▸ **AVAILABLE RECORDS**
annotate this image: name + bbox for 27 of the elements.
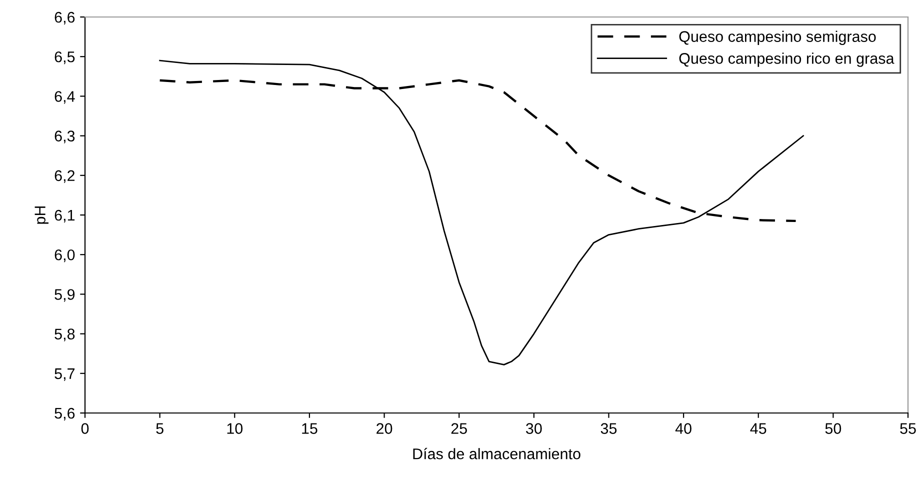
x-tick-label: 45 <box>750 423 766 434</box>
y-tick-label: 5,6 <box>54 408 75 420</box>
y-tick-label: 5,9 <box>54 289 75 302</box>
x-tick-label: 55 <box>900 423 916 434</box>
y-tick-label: 5,7 <box>54 368 75 381</box>
x-tick-label: 5 <box>156 423 164 434</box>
legend-label: Queso campesino semigraso <box>679 30 876 45</box>
x-tick-label: 50 <box>825 423 842 434</box>
x-tick-label: 35 <box>600 423 617 434</box>
y-axis-title: pH <box>34 206 48 224</box>
x-axis-title: Días de almacenamiento <box>413 448 580 460</box>
x-tick-label: 15 <box>302 423 318 434</box>
y-tick-label: 6,5 <box>54 51 75 64</box>
y-tick-label: 6,4 <box>54 91 75 104</box>
x-tick-label: 10 <box>227 423 243 434</box>
y-tick-label: 6,2 <box>54 170 75 183</box>
legend-label: Queso campesino rico en grasa <box>679 52 894 67</box>
y-tick-label: 6,1 <box>54 210 75 222</box>
x-tick-label: 40 <box>675 423 692 434</box>
x-tick-label: 30 <box>526 423 542 434</box>
x-tick-label: 20 <box>376 423 392 434</box>
x-tick-label: 25 <box>451 423 467 434</box>
y-tick-label: 5,8 <box>54 328 75 342</box>
y-tick-label: 6,6 <box>54 12 75 24</box>
y-tick-label: 6,0 <box>54 249 75 262</box>
x-tick-label: 0 <box>81 423 89 434</box>
y-tick-label: 6,3 <box>54 130 75 144</box>
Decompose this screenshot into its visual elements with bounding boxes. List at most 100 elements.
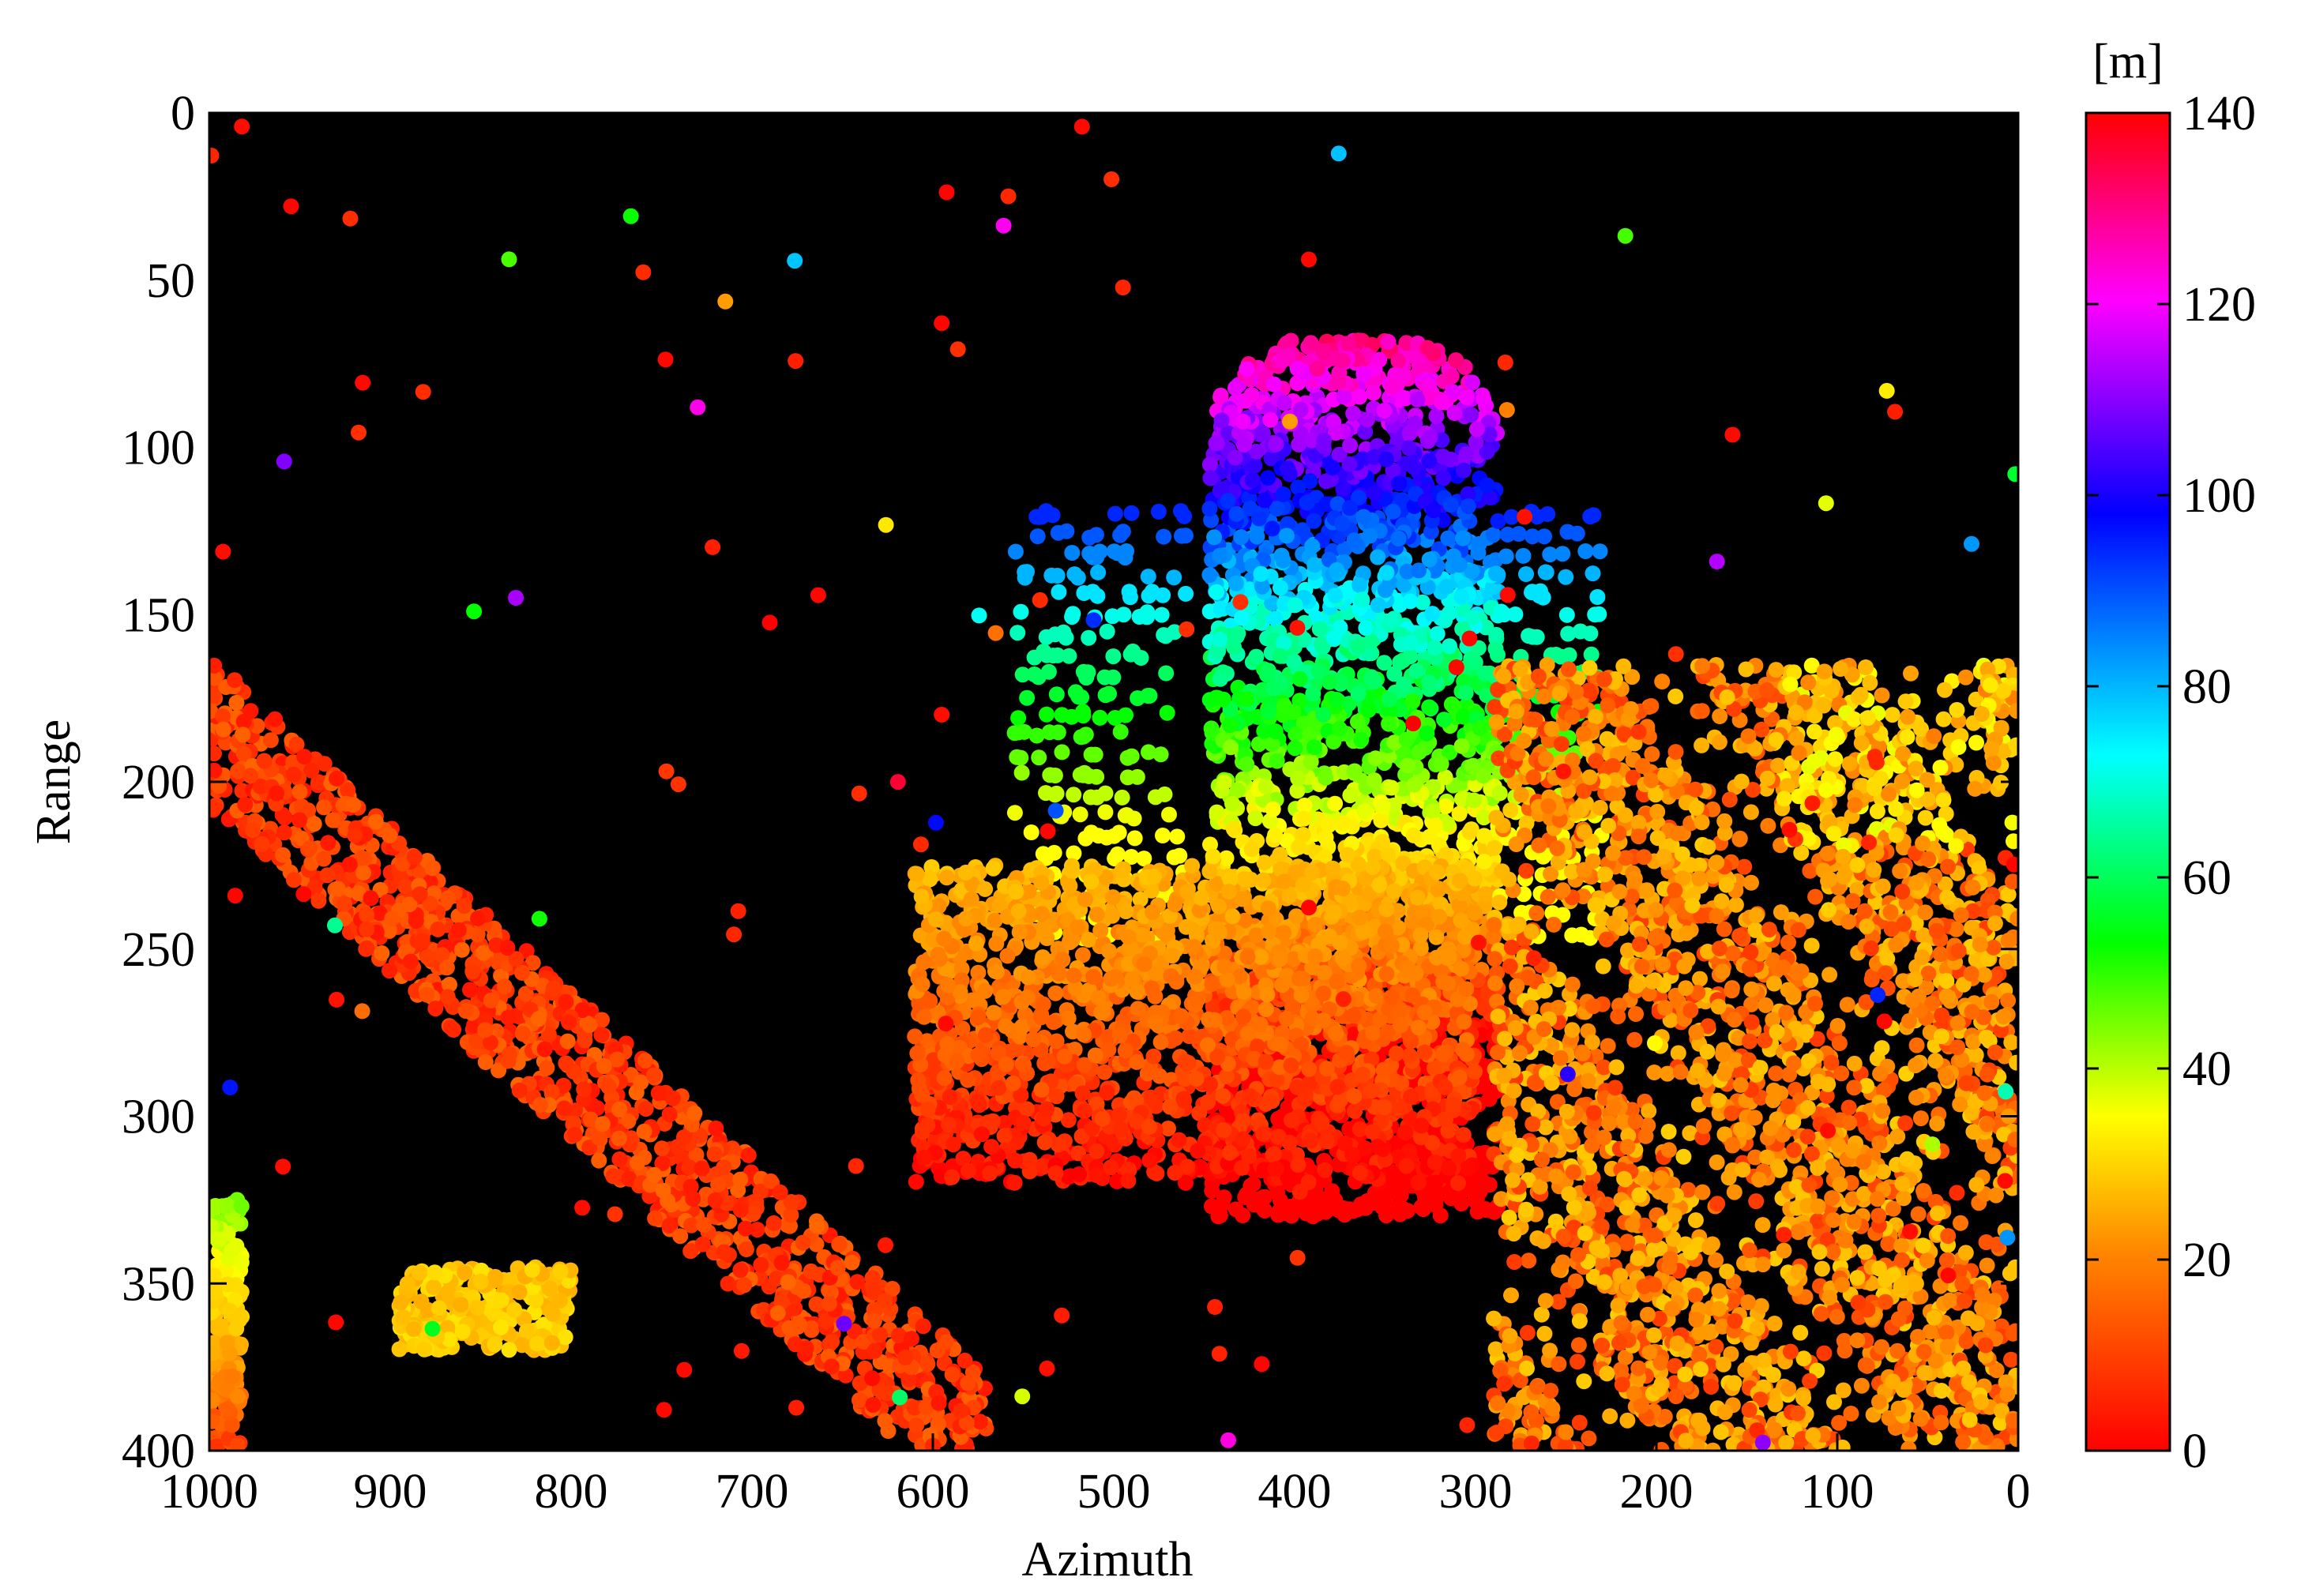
scatter-point — [1451, 557, 1468, 573]
scatter-point — [1190, 991, 1206, 1008]
scatter-point — [1239, 1025, 1256, 1042]
scatter-point — [1167, 1165, 1183, 1181]
scatter-point — [1346, 1088, 1363, 1105]
scatter-point — [1055, 624, 1072, 640]
scatter-point — [1203, 512, 1220, 528]
scatter-point — [1405, 827, 1422, 843]
scatter-point — [1414, 594, 1430, 610]
scatter-point — [1329, 1079, 1346, 1095]
scatter-point — [1099, 623, 1115, 640]
scatter-point — [1378, 901, 1395, 918]
scatter-point — [1463, 407, 1479, 423]
scatter-point — [1258, 778, 1274, 794]
scatter-point — [1039, 1053, 1056, 1069]
scatter-point — [1150, 503, 1167, 520]
scatter-point — [1039, 930, 1055, 946]
scatter-point — [1248, 648, 1265, 665]
scatter-point — [1013, 764, 1030, 781]
scatter-point — [1437, 769, 1453, 786]
scatter-point — [1398, 731, 1415, 748]
scatter-point — [1105, 889, 1121, 906]
scatter-point — [1350, 714, 1366, 730]
scatter-point — [1129, 768, 1145, 785]
scatter-point — [1113, 1121, 1130, 1138]
scatter-point — [1216, 958, 1233, 974]
scatter-point — [1295, 810, 1312, 827]
scatter-point — [1188, 1071, 1205, 1087]
scatter-point — [1036, 1134, 1053, 1151]
scatter-point — [1048, 686, 1065, 703]
scatter-point — [1558, 606, 1575, 623]
scatter-point — [1441, 948, 1457, 965]
scatter-point — [1260, 663, 1276, 679]
scatter-point — [1103, 1159, 1119, 1176]
scatter-point — [1325, 904, 1342, 921]
scatter-point — [1427, 1154, 1443, 1170]
scatter-point — [1532, 583, 1548, 599]
scatter-point — [1278, 1011, 1295, 1027]
scatter-point — [1409, 889, 1426, 906]
scatter-point — [1498, 548, 1514, 565]
scatter-point — [1341, 456, 1358, 472]
scatter-point — [1033, 1009, 1050, 1026]
scatter-point — [1355, 509, 1372, 525]
scatter-point — [998, 1056, 1014, 1072]
scatter-point — [1019, 1101, 1036, 1117]
scatter-point — [936, 930, 953, 947]
scatter-point — [1338, 1045, 1355, 1061]
scatter-point — [1219, 971, 1235, 988]
scatter-point — [1332, 935, 1348, 952]
scatter-point — [1171, 1132, 1187, 1148]
scatter-point — [1315, 706, 1332, 723]
scatter-point — [1088, 907, 1105, 922]
scatter-point — [1410, 1174, 1427, 1191]
scatter-point — [1406, 776, 1423, 793]
scatter-point — [1287, 597, 1303, 614]
scatter-point — [1120, 1173, 1137, 1189]
scatter-point — [1538, 564, 1555, 580]
scatter-point — [1507, 606, 1524, 622]
scatter-point — [1028, 727, 1045, 744]
scatter-point — [1090, 990, 1107, 1006]
scatter-point — [1105, 648, 1122, 665]
scatter-point — [1455, 1127, 1472, 1143]
scatter-point — [1073, 689, 1090, 705]
scatter-point — [1081, 529, 1098, 546]
scatter-point — [1370, 1139, 1386, 1155]
scatter-point — [1301, 1061, 1318, 1077]
scatter-point — [1258, 1001, 1274, 1017]
scatter-point — [1325, 860, 1341, 877]
scatter-point — [1375, 1061, 1392, 1078]
scatter-point — [996, 1128, 1013, 1144]
scatter-point — [1251, 510, 1267, 527]
scatter-point — [1542, 546, 1558, 563]
scatter-point — [1200, 1094, 1216, 1110]
scatter-point — [1438, 579, 1455, 595]
scatter-point — [1158, 665, 1175, 682]
scatter-point — [1035, 949, 1051, 966]
scatter-point — [1276, 873, 1293, 890]
scatter-point — [1328, 1025, 1344, 1042]
scatter-point — [1101, 943, 1117, 959]
scatter-point — [1070, 919, 1085, 936]
scatter-point — [1363, 1083, 1380, 1099]
scatter-point — [1114, 789, 1130, 806]
scatter-point — [1317, 1162, 1333, 1178]
scatter-point — [1243, 387, 1260, 404]
scatter-point — [1178, 918, 1194, 935]
scatter-point — [1162, 1098, 1179, 1115]
scatter-point — [1427, 1188, 1444, 1204]
scatter-point — [1283, 1112, 1299, 1128]
scatter-point — [1048, 785, 1065, 802]
scatter-point — [1228, 628, 1245, 644]
scatter-point — [957, 864, 974, 881]
scatter-point — [1365, 1024, 1382, 1041]
scatter-point — [909, 1045, 926, 1061]
scatter-point — [1392, 654, 1408, 670]
scatter-point — [1130, 690, 1146, 707]
scatter-point — [1200, 1037, 1216, 1053]
scatter-point — [1249, 528, 1265, 545]
scatter-point — [1350, 638, 1367, 655]
scatter-point — [1336, 389, 1352, 405]
scatter-point — [1315, 986, 1332, 1001]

▸ **WORK TO COMPLETE**
Reproduce, without alteration, the portion of the listing that opens with the line containing "scatter-point — [1451, 557, 1468, 573]" and closes with the line containing "scatter-point — [1039, 1053, 1056, 1069]", including both of those lines.

▸ **FULL OUTPUT**
scatter-point — [1451, 557, 1468, 573]
scatter-point — [1190, 991, 1206, 1008]
scatter-point — [1239, 1025, 1256, 1042]
scatter-point — [1167, 1165, 1183, 1181]
scatter-point — [1346, 1088, 1363, 1105]
scatter-point — [1055, 624, 1072, 640]
scatter-point — [1203, 512, 1220, 528]
scatter-point — [1405, 827, 1422, 843]
scatter-point — [1414, 594, 1430, 610]
scatter-point — [1329, 1079, 1346, 1095]
scatter-point — [1099, 623, 1115, 640]
scatter-point — [1378, 901, 1395, 918]
scatter-point — [1463, 407, 1479, 423]
scatter-point — [1258, 778, 1274, 794]
scatter-point — [1039, 1053, 1056, 1069]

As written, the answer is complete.